[Begin]
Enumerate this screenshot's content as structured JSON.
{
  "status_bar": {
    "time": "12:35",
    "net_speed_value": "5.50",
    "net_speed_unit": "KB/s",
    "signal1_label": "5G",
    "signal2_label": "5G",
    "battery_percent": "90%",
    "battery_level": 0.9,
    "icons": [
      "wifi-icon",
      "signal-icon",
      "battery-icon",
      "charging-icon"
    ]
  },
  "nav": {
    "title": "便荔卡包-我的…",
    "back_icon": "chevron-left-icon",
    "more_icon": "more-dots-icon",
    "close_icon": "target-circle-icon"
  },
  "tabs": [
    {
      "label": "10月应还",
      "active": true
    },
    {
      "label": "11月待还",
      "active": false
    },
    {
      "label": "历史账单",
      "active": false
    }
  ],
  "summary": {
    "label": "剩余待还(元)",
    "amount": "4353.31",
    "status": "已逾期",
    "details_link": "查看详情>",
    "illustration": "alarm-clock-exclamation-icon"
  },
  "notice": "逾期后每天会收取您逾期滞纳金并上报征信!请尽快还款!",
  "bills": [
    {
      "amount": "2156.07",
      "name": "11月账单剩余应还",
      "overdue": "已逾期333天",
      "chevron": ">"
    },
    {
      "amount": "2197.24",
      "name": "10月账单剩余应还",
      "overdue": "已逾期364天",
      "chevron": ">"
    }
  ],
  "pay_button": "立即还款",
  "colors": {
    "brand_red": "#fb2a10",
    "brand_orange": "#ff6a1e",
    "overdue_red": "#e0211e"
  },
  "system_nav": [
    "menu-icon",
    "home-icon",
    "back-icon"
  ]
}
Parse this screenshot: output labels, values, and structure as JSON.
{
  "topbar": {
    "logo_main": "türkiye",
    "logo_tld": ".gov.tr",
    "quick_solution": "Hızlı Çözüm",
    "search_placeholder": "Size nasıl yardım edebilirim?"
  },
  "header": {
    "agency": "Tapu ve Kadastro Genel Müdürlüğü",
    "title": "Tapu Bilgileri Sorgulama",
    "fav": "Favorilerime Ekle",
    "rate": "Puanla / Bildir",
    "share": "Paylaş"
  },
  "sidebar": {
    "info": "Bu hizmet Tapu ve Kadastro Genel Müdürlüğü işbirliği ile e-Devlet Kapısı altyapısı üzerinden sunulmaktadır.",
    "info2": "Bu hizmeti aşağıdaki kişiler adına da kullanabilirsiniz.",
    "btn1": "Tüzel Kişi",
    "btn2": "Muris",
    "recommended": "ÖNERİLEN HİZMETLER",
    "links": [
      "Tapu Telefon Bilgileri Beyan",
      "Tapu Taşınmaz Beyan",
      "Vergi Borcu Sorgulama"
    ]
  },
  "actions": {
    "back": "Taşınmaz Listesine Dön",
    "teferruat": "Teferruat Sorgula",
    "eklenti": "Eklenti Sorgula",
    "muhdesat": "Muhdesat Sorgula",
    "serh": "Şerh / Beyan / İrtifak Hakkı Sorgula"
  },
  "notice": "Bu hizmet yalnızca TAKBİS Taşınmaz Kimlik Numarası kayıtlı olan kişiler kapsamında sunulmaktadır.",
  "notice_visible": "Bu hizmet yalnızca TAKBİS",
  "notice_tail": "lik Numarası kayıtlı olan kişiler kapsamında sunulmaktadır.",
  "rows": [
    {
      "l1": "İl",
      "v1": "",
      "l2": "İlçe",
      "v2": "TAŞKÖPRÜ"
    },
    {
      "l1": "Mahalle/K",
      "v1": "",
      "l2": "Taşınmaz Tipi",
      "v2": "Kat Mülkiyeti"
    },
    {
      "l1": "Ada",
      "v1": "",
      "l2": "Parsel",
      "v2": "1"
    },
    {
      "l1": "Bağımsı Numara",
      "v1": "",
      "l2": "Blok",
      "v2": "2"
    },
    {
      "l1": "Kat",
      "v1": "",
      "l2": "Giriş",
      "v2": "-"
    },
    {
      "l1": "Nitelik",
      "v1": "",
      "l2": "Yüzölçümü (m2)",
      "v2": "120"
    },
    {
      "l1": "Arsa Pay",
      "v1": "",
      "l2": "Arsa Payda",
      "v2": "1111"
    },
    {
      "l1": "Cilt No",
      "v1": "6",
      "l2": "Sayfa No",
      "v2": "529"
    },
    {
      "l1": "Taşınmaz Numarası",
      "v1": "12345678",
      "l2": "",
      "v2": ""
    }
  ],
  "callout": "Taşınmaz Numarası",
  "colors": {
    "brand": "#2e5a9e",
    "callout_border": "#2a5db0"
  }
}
[End]
§ Given request: Please repeat the listing above in full and exactly.

§ Final result:
Enumerate this screenshot's content as structured JSON.
{
  "status_bar": {
    "time": "12:35",
    "net_speed_value": "5.50",
    "net_speed_unit": "KB/s",
    "signal1_label": "5G",
    "signal2_label": "5G",
    "battery_percent": "90%",
    "battery_level": 0.9,
    "icons": [
      "wifi-icon",
      "signal-icon",
      "battery-icon",
      "charging-icon"
    ]
  },
  "nav": {
    "title": "便荔卡包-我的…",
    "back_icon": "chevron-left-icon",
    "more_icon": "more-dots-icon",
    "close_icon": "target-circle-icon"
  },
  "tabs": [
    {
      "label": "10月应还",
      "active": true
    },
    {
      "label": "11月待还",
      "active": false
    },
    {
      "label": "历史账单",
      "active": false
    }
  ],
  "summary": {
    "label": "剩余待还(元)",
    "amount": "4353.31",
    "status": "已逾期",
    "details_link": "查看详情>",
    "illustration": "alarm-clock-exclamation-icon"
  },
  "notice": "逾期后每天会收取您逾期滞纳金并上报征信!请尽快还款!",
  "bills": [
    {
      "amount": "2156.07",
      "name": "11月账单剩余应还",
      "overdue": "已逾期333天",
      "chevron": ">"
    },
    {
      "amount": "2197.24",
      "name": "10月账单剩余应还",
      "overdue": "已逾期364天",
      "chevron": ">"
    }
  ],
  "pay_button": "立即还款",
  "colors": {
    "brand_red": "#fb2a10",
    "brand_orange": "#ff6a1e",
    "overdue_red": "#e0211e"
  },
  "system_nav": [
    "menu-icon",
    "home-icon",
    "back-icon"
  ]
}
Parse this screenshot: output labels, values, and structure as JSON.
{
  "topbar": {
    "logo_main": "türkiye",
    "logo_tld": ".gov.tr",
    "quick_solution": "Hızlı Çözüm",
    "search_placeholder": "Size nasıl yardım edebilirim?"
  },
  "header": {
    "agency": "Tapu ve Kadastro Genel Müdürlüğü",
    "title": "Tapu Bilgileri Sorgulama",
    "fav": "Favorilerime Ekle",
    "rate": "Puanla / Bildir",
    "share": "Paylaş"
  },
  "sidebar": {
    "info": "Bu hizmet Tapu ve Kadastro Genel Müdürlüğü işbirliği ile e-Devlet Kapısı altyapısı üzerinden sunulmaktadır.",
    "info2": "Bu hizmeti aşağıdaki kişiler adına da kullanabilirsiniz.",
    "btn1": "Tüzel Kişi",
    "btn2": "Muris",
    "recommended": "ÖNERİLEN HİZMETLER",
    "links": [
      "Tapu Telefon Bilgileri Beyan",
      "Tapu Taşınmaz Beyan",
      "Vergi Borcu Sorgulama"
    ]
  },
  "actions": {
    "back": "Taşınmaz Listesine Dön",
    "teferruat": "Teferruat Sorgula",
    "eklenti": "Eklenti Sorgula",
    "muhdesat": "Muhdesat Sorgula",
    "serh": "Şerh / Beyan / İrtifak Hakkı Sorgula"
  },
  "notice": "Bu hizmet yalnızca TAKBİS Taşınmaz Kimlik Numarası kayıtlı olan kişiler kapsamında sunulmaktadır.",
  "notice_visible": "Bu hizmet yalnızca TAKBİS",
  "notice_tail": "lik Numarası kayıtlı olan kişiler kapsamında sunulmaktadır.",
  "rows": [
    {
      "l1": "İl",
      "v1": "",
      "l2": "İlçe",
      "v2": "TAŞKÖPRÜ"
    },
    {
      "l1": "Mahalle/K",
      "v1": "",
      "l2": "Taşınmaz Tipi",
      "v2": "Kat Mülkiyeti"
    },
    {
      "l1": "Ada",
      "v1": "",
      "l2": "Parsel",
      "v2": "1"
    },
    {
      "l1": "Bağımsı Numara",
      "v1": "",
      "l2": "Blok",
      "v2": "2"
    },
    {
      "l1": "Kat",
      "v1": "",
      "l2": "Giriş",
      "v2": "-"
    },
    {
      "l1": "Nitelik",
      "v1": "",
      "l2": "Yüzölçümü (m2)",
      "v2": "120"
    },
    {
      "l1": "Arsa Pay",
      "v1": "",
      "l2": "Arsa Payda",
      "v2": "1111"
    },
    {
      "l1": "Cilt No",
      "v1": "6",
      "l2": "Sayfa No",
      "v2": "529"
    },
    {
      "l1": "Taşınmaz Numarası",
      "v1": "12345678",
      "l2": "",
      "v2": ""
    }
  ],
  "callout": "Taşınmaz Numarası",
  "colors": {
    "brand": "#2e5a9e",
    "callout_border": "#2a5db0"
  }
}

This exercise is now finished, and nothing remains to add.